### What is needed
Repeat the entire listing exactly as written.

START

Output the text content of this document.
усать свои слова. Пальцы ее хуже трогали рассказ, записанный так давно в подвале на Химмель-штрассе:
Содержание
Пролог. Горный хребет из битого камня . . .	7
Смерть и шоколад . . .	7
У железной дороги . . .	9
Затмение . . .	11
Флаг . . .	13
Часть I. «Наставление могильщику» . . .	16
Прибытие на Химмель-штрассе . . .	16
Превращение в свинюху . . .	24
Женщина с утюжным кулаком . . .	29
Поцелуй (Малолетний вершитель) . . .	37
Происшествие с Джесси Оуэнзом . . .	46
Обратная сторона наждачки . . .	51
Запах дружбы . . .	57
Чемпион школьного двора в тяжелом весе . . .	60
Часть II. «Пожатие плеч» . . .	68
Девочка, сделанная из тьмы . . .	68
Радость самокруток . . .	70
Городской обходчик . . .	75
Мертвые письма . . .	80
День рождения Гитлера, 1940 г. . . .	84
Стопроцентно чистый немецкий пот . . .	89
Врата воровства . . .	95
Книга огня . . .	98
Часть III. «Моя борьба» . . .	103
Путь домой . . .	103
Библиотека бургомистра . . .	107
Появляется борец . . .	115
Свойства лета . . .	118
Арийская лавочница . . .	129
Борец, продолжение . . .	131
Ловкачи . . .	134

END

### Response for this exercise
Output the text content of this document.
усать свои слова. Пальцы ее хуже трогали рассказ, записанный так давно в подвале на Химмель-штрассе:
Содержание
Пролог. Горный хребет из битого камня . . .	7
Смерть и шоколад . . .	7
У железной дороги . . .	9
Затмение . . .	11
Флаг . . .	13
Часть I. «Наставление могильщику» . . .	16
Прибытие на Химмель-штрассе . . .	16
Превращение в свинюху . . .	24
Женщина с утюжным кулаком . . .	29
Поцелуй (Малолетний вершитель) . . .	37
Происшествие с Джесси Оуэнзом . . .	46
Обратная сторона наждачки . . .	51
Запах дружбы . . .	57
Чемпион школьного двора в тяжелом весе . . .	60
Часть II. «Пожатие плеч» . . .	68
Девочка, сделанная из тьмы . . .	68
Радость самокруток . . .	70
Городской обходчик . . .	75
Мертвые письма . . .	80
День рождения Гитлера, 1940 г. . . .	84
Стопроцентно чистый немецкий пот . . .	89
Врата воровства . . .	95
Книга огня . . .	98
Часть III. «Моя борьба» . . .	103
Путь домой . . .	103
Библиотека бургомистра . . .	107
Появляется борец . . .	115
Свойства лета . . .	118
Арийская лавочница . . .	129
Борец, продолжение . . .	131
Ловкачи . . .	134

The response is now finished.